* BEGIN *

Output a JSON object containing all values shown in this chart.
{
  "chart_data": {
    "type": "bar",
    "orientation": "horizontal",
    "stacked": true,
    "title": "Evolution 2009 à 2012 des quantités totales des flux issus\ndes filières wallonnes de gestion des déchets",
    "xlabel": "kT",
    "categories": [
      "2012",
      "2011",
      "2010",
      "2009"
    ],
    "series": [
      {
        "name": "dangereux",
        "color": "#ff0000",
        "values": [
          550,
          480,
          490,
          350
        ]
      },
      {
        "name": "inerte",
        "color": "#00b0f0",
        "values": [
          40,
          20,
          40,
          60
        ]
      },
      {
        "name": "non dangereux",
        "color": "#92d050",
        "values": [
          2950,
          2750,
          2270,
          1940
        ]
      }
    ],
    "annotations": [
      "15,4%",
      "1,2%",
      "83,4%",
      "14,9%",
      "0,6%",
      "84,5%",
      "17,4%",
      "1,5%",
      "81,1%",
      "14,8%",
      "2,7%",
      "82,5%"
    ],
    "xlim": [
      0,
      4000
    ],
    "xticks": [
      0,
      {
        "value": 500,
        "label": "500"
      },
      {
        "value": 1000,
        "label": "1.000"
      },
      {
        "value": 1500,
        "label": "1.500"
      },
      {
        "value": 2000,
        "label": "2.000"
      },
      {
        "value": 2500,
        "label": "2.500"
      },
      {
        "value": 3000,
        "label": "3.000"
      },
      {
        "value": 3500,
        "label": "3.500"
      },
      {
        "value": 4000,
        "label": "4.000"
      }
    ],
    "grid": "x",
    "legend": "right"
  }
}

* END *

#### [Exercise aim]
Output all of the data above without any alteration.

#### [Written solution]
Output a JSON object containing all values shown in this chart.
{
  "chart_data": {
    "type": "bar",
    "orientation": "horizontal",
    "stacked": true,
    "title": "Evolution 2009 à 2012 des quantités totales des flux issus\ndes filières wallonnes de gestion des déchets",
    "xlabel": "kT",
    "categories": [
      "2012",
      "2011",
      "2010",
      "2009"
    ],
    "series": [
      {
        "name": "dangereux",
        "color": "#ff0000",
        "values": [
          550,
          480,
          490,
          350
        ]
      },
      {
        "name": "inerte",
        "color": "#00b0f0",
        "values": [
          40,
          20,
          40,
          60
        ]
      },
      {
        "name": "non dangereux",
        "color": "#92d050",
        "values": [
          2950,
          2750,
          2270,
          1940
        ]
      }
    ],
    "annotations": [
      "15,4%",
      "1,2%",
      "83,4%",
      "14,9%",
      "0,6%",
      "84,5%",
      "17,4%",
      "1,5%",
      "81,1%",
      "14,8%",
      "2,7%",
      "82,5%"
    ],
    "xlim": [
      0,
      4000
    ],
    "xticks": [
      0,
      {
        "value": 500,
        "label": "500"
      },
      {
        "value": 1000,
        "label": "1.000"
      },
      {
        "value": 1500,
        "label": "1.500"
      },
      {
        "value": 2000,
        "label": "2.000"
      },
      {
        "value": 2500,
        "label": "2.500"
      },
      {
        "value": 3000,
        "label": "3.000"
      },
      {
        "value": 3500,
        "label": "3.500"
      },
      {
        "value": 4000,
        "label": "4.000"
      }
    ],
    "grid": "x",
    "legend": "right"
  }
}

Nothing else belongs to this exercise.